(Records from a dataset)
----
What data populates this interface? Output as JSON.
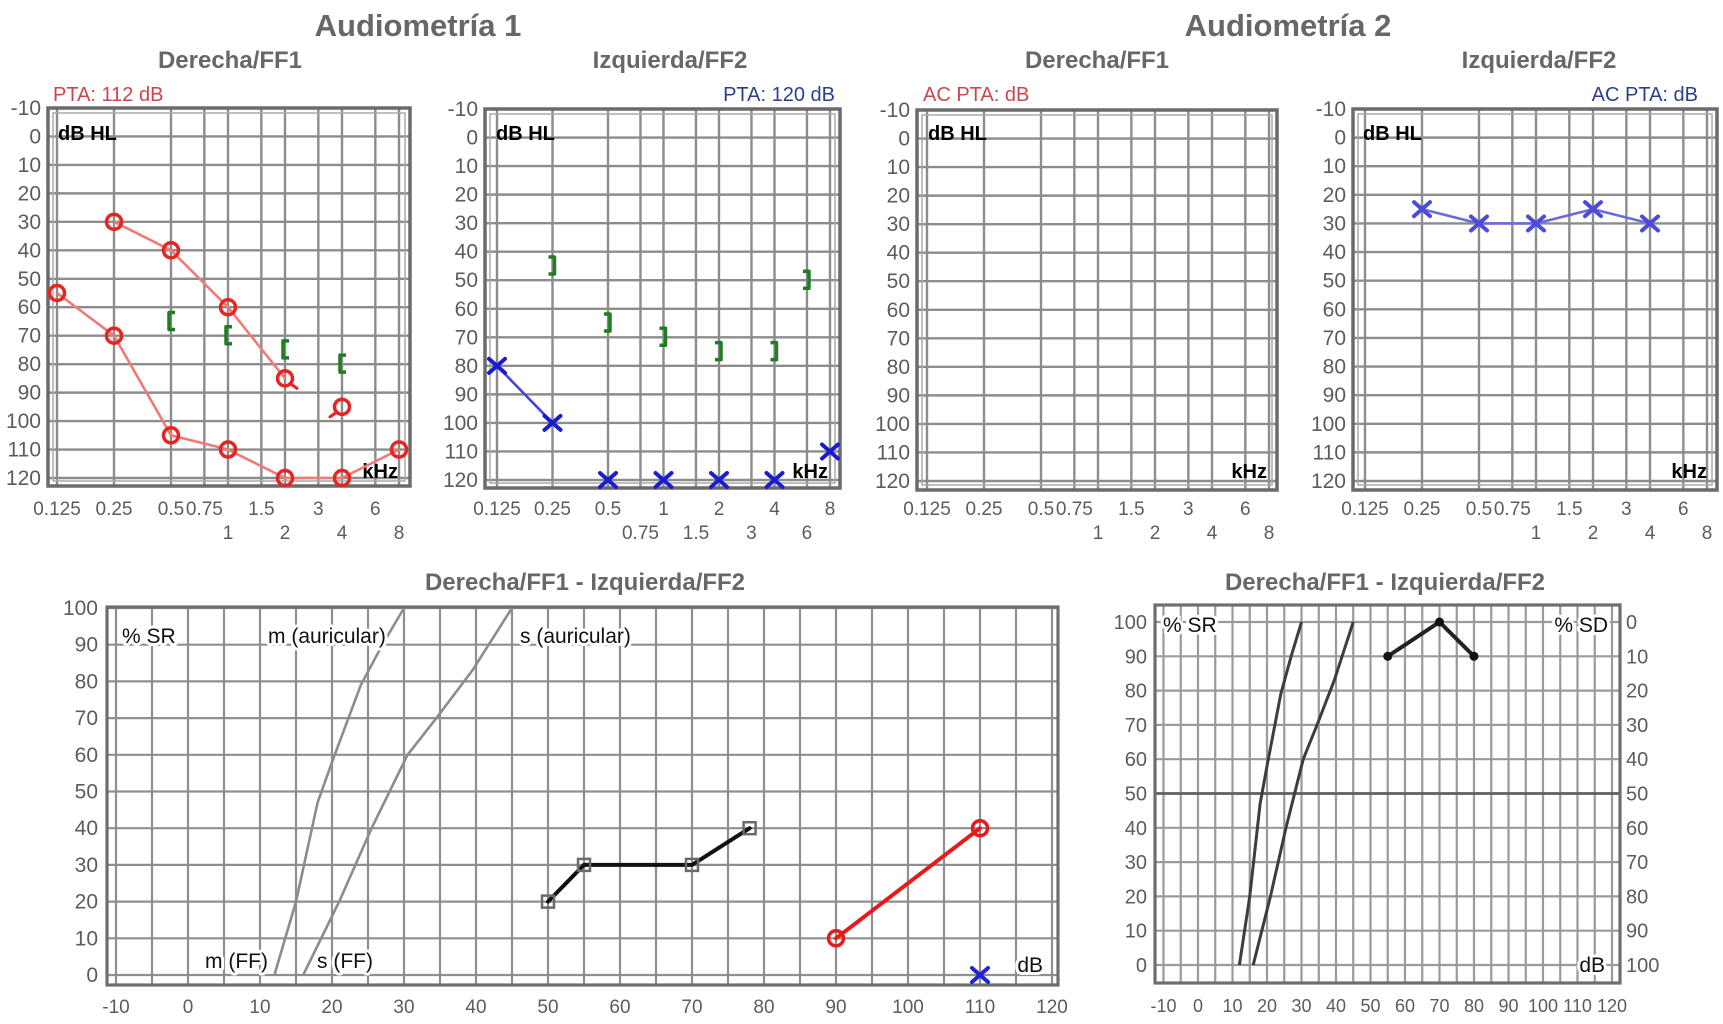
{
  "headings": [
    "Audiometría 1",
    "Audiometría 2"
  ],
  "chart_data": [
    {
      "type": "audiogram",
      "group": "Audiometría 1",
      "title": "Derecha/FF1",
      "annotation": "PTA: 112 dB",
      "annotation_color": "#c9474b",
      "ylabel": "dB HL",
      "xlabel": "kHz",
      "x_scale": "log2",
      "xlim": [
        0.125,
        8
      ],
      "ylim": [
        -10,
        120
      ],
      "y_inverted": true,
      "grid": true,
      "x_grid": [
        0.125,
        0.25,
        0.5,
        0.75,
        1,
        1.5,
        2,
        3,
        4,
        6,
        8
      ],
      "y_ticks": [
        -10,
        0,
        10,
        20,
        30,
        40,
        50,
        60,
        70,
        80,
        90,
        100,
        110,
        120
      ],
      "x_ticks_top": [
        0.125,
        0.25,
        0.5,
        0.75,
        1.5,
        3,
        6
      ],
      "x_ticks_bottom": [
        1,
        2,
        4,
        8
      ],
      "series": [
        {
          "marker": "circle",
          "color": "#e52521",
          "line_color": "#ef7b78",
          "connected": true,
          "points": [
            {
              "x": 0.25,
              "y": 30
            },
            {
              "x": 0.5,
              "y": 40
            },
            {
              "x": 1,
              "y": 60
            },
            {
              "x": 2,
              "y": 85,
              "tail": "down-right"
            }
          ]
        },
        {
          "marker": "circle",
          "color": "#e52521",
          "line_color": "#ef7b78",
          "connected": true,
          "points": [
            {
              "x": 0.125,
              "y": 55
            },
            {
              "x": 0.25,
              "y": 70
            },
            {
              "x": 0.5,
              "y": 105
            },
            {
              "x": 1,
              "y": 110
            },
            {
              "x": 2,
              "y": 120
            },
            {
              "x": 4,
              "y": 120
            },
            {
              "x": 8,
              "y": 110
            }
          ]
        },
        {
          "marker": "circle",
          "color": "#e52521",
          "connected": false,
          "points": [
            {
              "x": 4,
              "y": 95,
              "tail": "down-left"
            }
          ]
        },
        {
          "marker": "bracket-left",
          "color": "#1f7d22",
          "connected": false,
          "points": [
            {
              "x": 0.5,
              "y": 65
            },
            {
              "x": 1,
              "y": 70
            },
            {
              "x": 2,
              "y": 75
            },
            {
              "x": 4,
              "y": 80
            }
          ]
        }
      ]
    },
    {
      "type": "audiogram",
      "group": "Audiometría 1",
      "title": "Izquierda/FF2",
      "annotation": "PTA: 120 dB",
      "annotation_color": "#2b3f8c",
      "ylabel": "dB HL",
      "xlabel": "kHz",
      "x_scale": "log2",
      "xlim": [
        0.125,
        8
      ],
      "ylim": [
        -10,
        120
      ],
      "y_inverted": true,
      "grid": true,
      "x_grid": [
        0.125,
        0.25,
        0.5,
        0.75,
        1,
        1.5,
        2,
        3,
        4,
        6,
        8
      ],
      "y_ticks": [
        -10,
        0,
        10,
        20,
        30,
        40,
        50,
        60,
        70,
        80,
        90,
        100,
        110,
        120
      ],
      "x_ticks_top": [
        0.125,
        0.25,
        0.5,
        1,
        2,
        4,
        8
      ],
      "x_ticks_bottom": [
        0.75,
        1.5,
        3,
        6
      ],
      "series": [
        {
          "marker": "x",
          "color": "#1c1ccf",
          "line_color": "#4545d6",
          "connected": true,
          "points": [
            {
              "x": 0.125,
              "y": 80
            },
            {
              "x": 0.25,
              "y": 100
            }
          ]
        },
        {
          "marker": "x",
          "color": "#1c1ccf",
          "connected": false,
          "points": [
            {
              "x": 0.5,
              "y": 120
            },
            {
              "x": 1,
              "y": 120
            },
            {
              "x": 2,
              "y": 120
            },
            {
              "x": 4,
              "y": 120
            },
            {
              "x": 8,
              "y": 110
            }
          ]
        },
        {
          "marker": "bracket-right",
          "color": "#1f7d22",
          "connected": false,
          "points": [
            {
              "x": 0.25,
              "y": 45
            },
            {
              "x": 0.5,
              "y": 65
            },
            {
              "x": 1,
              "y": 70
            },
            {
              "x": 2,
              "y": 75
            },
            {
              "x": 4,
              "y": 75
            },
            {
              "x": 6,
              "y": 50
            }
          ]
        }
      ]
    },
    {
      "type": "audiogram",
      "group": "Audiometría 2",
      "title": "Derecha/FF1",
      "annotation": "AC PTA: dB",
      "annotation_color": "#c9474b",
      "ylabel": "dB HL",
      "xlabel": "kHz",
      "x_scale": "log2",
      "xlim": [
        0.125,
        8
      ],
      "ylim": [
        -10,
        120
      ],
      "y_inverted": true,
      "grid": true,
      "x_grid": [
        0.125,
        0.25,
        0.5,
        0.75,
        1,
        1.5,
        2,
        3,
        4,
        6,
        8
      ],
      "y_ticks": [
        -10,
        0,
        10,
        20,
        30,
        40,
        50,
        60,
        70,
        80,
        90,
        100,
        110,
        120
      ],
      "x_ticks_top": [
        0.125,
        0.25,
        0.5,
        0.75,
        1.5,
        3,
        6
      ],
      "x_ticks_bottom": [
        1,
        2,
        4,
        8
      ],
      "series": []
    },
    {
      "type": "audiogram",
      "group": "Audiometría 2",
      "title": "Izquierda/FF2",
      "annotation": "AC PTA: dB",
      "annotation_color": "#2b3f8c",
      "ylabel": "dB HL",
      "xlabel": "kHz",
      "x_scale": "log2",
      "xlim": [
        0.125,
        8
      ],
      "ylim": [
        -10,
        120
      ],
      "y_inverted": true,
      "grid": true,
      "x_grid": [
        0.125,
        0.25,
        0.5,
        0.75,
        1,
        1.5,
        2,
        3,
        4,
        6,
        8
      ],
      "y_ticks": [
        -10,
        0,
        10,
        20,
        30,
        40,
        50,
        60,
        70,
        80,
        90,
        100,
        110,
        120
      ],
      "x_ticks_top": [
        0.125,
        0.25,
        0.5,
        0.75,
        1.5,
        3,
        6
      ],
      "x_ticks_bottom": [
        1,
        2,
        4,
        8
      ],
      "series": [
        {
          "marker": "x",
          "color": "#4b4bdb",
          "line_color": "#6a6ae0",
          "connected": true,
          "points": [
            {
              "x": 0.25,
              "y": 25
            },
            {
              "x": 0.5,
              "y": 30
            },
            {
              "x": 1,
              "y": 30
            },
            {
              "x": 2,
              "y": 25
            },
            {
              "x": 4,
              "y": 30
            }
          ]
        }
      ]
    },
    {
      "type": "line",
      "title": "Derecha/FF1 - Izquierda/FF2",
      "ylabel": "% SR",
      "xlabel": "dB",
      "xlim": [
        -10,
        120
      ],
      "ylim": [
        0,
        100
      ],
      "grid": true,
      "x_grid_step": 5,
      "y_grid_step": 10,
      "x_ticks": [
        -10,
        0,
        10,
        20,
        30,
        40,
        50,
        60,
        70,
        80,
        90,
        100,
        110,
        120
      ],
      "y_ticks": [
        0,
        10,
        20,
        30,
        40,
        50,
        60,
        70,
        80,
        90,
        100
      ],
      "reference_curves": [
        {
          "label_top": "m (auricular)",
          "label_bottom": "m (FF)",
          "color": "#8c8c8c",
          "points": [
            [
              12,
              0
            ],
            [
              15,
              20
            ],
            [
              18,
              47
            ],
            [
              20,
              58
            ],
            [
              24,
              79
            ],
            [
              27,
              90
            ],
            [
              30,
              100
            ]
          ]
        },
        {
          "label_top": "s (auricular)",
          "label_bottom": "s (FF)",
          "color": "#8c8c8c",
          "points": [
            [
              16,
              0
            ],
            [
              21,
              20
            ],
            [
              25.5,
              40
            ],
            [
              28,
              50
            ],
            [
              30.5,
              60
            ],
            [
              34.5,
              70
            ],
            [
              39.5,
              83
            ],
            [
              45,
              100
            ]
          ]
        }
      ],
      "series": [
        {
          "marker": "square",
          "color": "#6a6a6a",
          "line_color": "#111111",
          "connected": true,
          "points": [
            {
              "x": 50,
              "y": 20
            },
            {
              "x": 55,
              "y": 30
            },
            {
              "x": 70,
              "y": 30
            },
            {
              "x": 78,
              "y": 40
            }
          ]
        },
        {
          "marker": "circle",
          "color": "#e61a1a",
          "line_color": "#e61a1a",
          "connected": true,
          "points": [
            {
              "x": 90,
              "y": 10
            },
            {
              "x": 110,
              "y": 40
            }
          ]
        },
        {
          "marker": "x",
          "color": "#2323d3",
          "connected": false,
          "points": [
            {
              "x": 110,
              "y": 0
            }
          ]
        }
      ]
    },
    {
      "type": "line",
      "title": "Derecha/FF1 - Izquierda/FF2",
      "ylabel": "% SR",
      "ylabel_right": "% SD",
      "xlabel": "dB",
      "xlim": [
        -10,
        120
      ],
      "ylim": [
        0,
        100
      ],
      "grid": true,
      "x_grid_step": 5,
      "y_grid_step": 10,
      "highlight_line_y": 50,
      "x_ticks": [
        -10,
        0,
        10,
        20,
        30,
        40,
        50,
        60,
        70,
        80,
        90,
        100,
        110,
        120
      ],
      "y_ticks": [
        0,
        10,
        20,
        30,
        40,
        50,
        60,
        70,
        80,
        90,
        100
      ],
      "y_ticks_right": [
        0,
        10,
        20,
        30,
        40,
        50,
        60,
        70,
        80,
        90,
        100
      ],
      "y_right_inverted": true,
      "reference_curves": [
        {
          "color": "#3d3d3d",
          "points": [
            [
              12,
              0
            ],
            [
              15,
              20
            ],
            [
              18,
              47
            ],
            [
              20,
              58
            ],
            [
              24,
              79
            ],
            [
              27,
              90
            ],
            [
              30,
              100
            ]
          ]
        },
        {
          "color": "#3d3d3d",
          "points": [
            [
              16,
              0
            ],
            [
              21,
              20
            ],
            [
              25.5,
              40
            ],
            [
              28,
              50
            ],
            [
              30.5,
              60
            ],
            [
              34.5,
              70
            ],
            [
              39.5,
              83
            ],
            [
              45,
              100
            ]
          ]
        }
      ],
      "series": [
        {
          "marker": "dot",
          "color": "#111111",
          "line_color": "#222222",
          "connected": true,
          "points": [
            {
              "x": 55,
              "y": 90
            },
            {
              "x": 70,
              "y": 100
            },
            {
              "x": 80,
              "y": 90
            }
          ]
        }
      ]
    }
  ]
}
----
(STATED TASK): Each line in the listing above that contains "bracket" should be copied.

(EXERCISE ANSWER):
          "marker": "bracket-left",
          "marker": "bracket-right",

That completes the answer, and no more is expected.